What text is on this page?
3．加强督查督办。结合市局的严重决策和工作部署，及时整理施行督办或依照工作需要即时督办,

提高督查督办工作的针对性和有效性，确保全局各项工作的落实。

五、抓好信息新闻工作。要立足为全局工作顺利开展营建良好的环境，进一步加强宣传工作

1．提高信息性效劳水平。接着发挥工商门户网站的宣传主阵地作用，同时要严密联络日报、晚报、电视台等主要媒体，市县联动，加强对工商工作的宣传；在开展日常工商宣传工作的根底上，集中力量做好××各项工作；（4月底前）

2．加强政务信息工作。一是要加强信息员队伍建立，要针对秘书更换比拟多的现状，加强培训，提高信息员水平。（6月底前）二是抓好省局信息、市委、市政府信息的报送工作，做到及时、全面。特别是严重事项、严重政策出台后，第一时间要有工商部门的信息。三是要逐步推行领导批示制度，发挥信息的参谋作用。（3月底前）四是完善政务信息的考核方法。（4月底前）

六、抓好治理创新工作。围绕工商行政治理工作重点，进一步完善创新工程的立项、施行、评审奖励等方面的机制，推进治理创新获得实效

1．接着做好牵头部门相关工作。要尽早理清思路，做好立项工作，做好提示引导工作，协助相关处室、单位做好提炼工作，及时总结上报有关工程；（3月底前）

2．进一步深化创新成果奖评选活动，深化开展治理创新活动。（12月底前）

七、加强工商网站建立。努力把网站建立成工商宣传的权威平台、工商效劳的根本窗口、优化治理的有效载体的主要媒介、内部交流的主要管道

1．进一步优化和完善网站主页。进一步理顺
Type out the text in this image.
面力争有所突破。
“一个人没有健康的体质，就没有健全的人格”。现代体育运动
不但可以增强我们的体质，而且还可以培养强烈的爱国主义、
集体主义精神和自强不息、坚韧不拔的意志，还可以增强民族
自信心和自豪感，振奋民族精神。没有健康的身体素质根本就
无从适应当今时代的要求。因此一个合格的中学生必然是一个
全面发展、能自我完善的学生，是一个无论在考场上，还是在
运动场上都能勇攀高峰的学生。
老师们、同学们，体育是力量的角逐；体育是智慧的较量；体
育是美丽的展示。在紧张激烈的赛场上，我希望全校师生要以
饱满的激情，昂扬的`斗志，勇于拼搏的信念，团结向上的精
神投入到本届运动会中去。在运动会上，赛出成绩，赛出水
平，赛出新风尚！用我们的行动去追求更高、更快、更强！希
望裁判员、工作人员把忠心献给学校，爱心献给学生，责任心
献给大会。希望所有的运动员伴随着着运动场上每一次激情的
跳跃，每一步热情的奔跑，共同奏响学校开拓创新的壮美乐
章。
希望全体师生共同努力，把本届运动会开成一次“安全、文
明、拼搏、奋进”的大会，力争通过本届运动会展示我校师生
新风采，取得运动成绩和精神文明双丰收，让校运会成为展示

------------------------------------------------------------

* **WHAT YOU WILL DO**:
Restate the whole listing exactly.

* **SOLUTION**:
What text is on this page?
3．加强督查督办。结合市局的严重决策和工作部署，及时整理施行督办或依照工作需要即时督办,

提高督查督办工作的针对性和有效性，确保全局各项工作的落实。

五、抓好信息新闻工作。要立足为全局工作顺利开展营建良好的环境，进一步加强宣传工作

1．提高信息性效劳水平。接着发挥工商门户网站的宣传主阵地作用，同时要严密联络日报、晚报、电视台等主要媒体，市县联动，加强对工商工作的宣传；在开展日常工商宣传工作的根底上，集中力量做好××各项工作；（4月底前）

2．加强政务信息工作。一是要加强信息员队伍建立，要针对秘书更换比拟多的现状，加强培训，提高信息员水平。（6月底前）二是抓好省局信息、市委、市政府信息的报送工作，做到及时、全面。特别是严重事项、严重政策出台后，第一时间要有工商部门的信息。三是要逐步推行领导批示制度，发挥信息的参谋作用。（3月底前）四是完善政务信息的考核方法。（4月底前）

六、抓好治理创新工作。围绕工商行政治理工作重点，进一步完善创新工程的立项、施行、评审奖励等方面的机制，推进治理创新获得实效

1．接着做好牵头部门相关工作。要尽早理清思路，做好立项工作，做好提示引导工作，协助相关处室、单位做好提炼工作，及时总结上报有关工程；（3月底前）

2．进一步深化创新成果奖评选活动，深化开展治理创新活动。（12月底前）

七、加强工商网站建立。努力把网站建立成工商宣传的权威平台、工商效劳的根本窗口、优化治理的有效载体的主要媒介、内部交流的主要管道

1．进一步优化和完善网站主页。进一步理顺
Type out the text in this image.
面力争有所突破。
“一个人没有健康的体质，就没有健全的人格”。现代体育运动
不但可以增强我们的体质，而且还可以培养强烈的爱国主义、
集体主义精神和自强不息、坚韧不拔的意志，还可以增强民族
自信心和自豪感，振奋民族精神。没有健康的身体素质根本就
无从适应当今时代的要求。因此一个合格的中学生必然是一个
全面发展、能自我完善的学生，是一个无论在考场上，还是在
运动场上都能勇攀高峰的学生。
老师们、同学们，体育是力量的角逐；体育是智慧的较量；体
育是美丽的展示。在紧张激烈的赛场上，我希望全校师生要以
饱满的激情，昂扬的`斗志，勇于拼搏的信念，团结向上的精
神投入到本届运动会中去。在运动会上，赛出成绩，赛出水
平，赛出新风尚！用我们的行动去追求更高、更快、更强！希
望裁判员、工作人员把忠心献给学校，爱心献给学生，责任心
献给大会。希望所有的运动员伴随着着运动场上每一次激情的
跳跃，每一步热情的奔跑，共同奏响学校开拓创新的壮美乐
章。
希望全体师生共同努力，把本届运动会开成一次“安全、文
明、拼搏、奋进”的大会，力争通过本届运动会展示我校师生
新风采，取得运动成绩和精神文明双丰收，让校运会成为展示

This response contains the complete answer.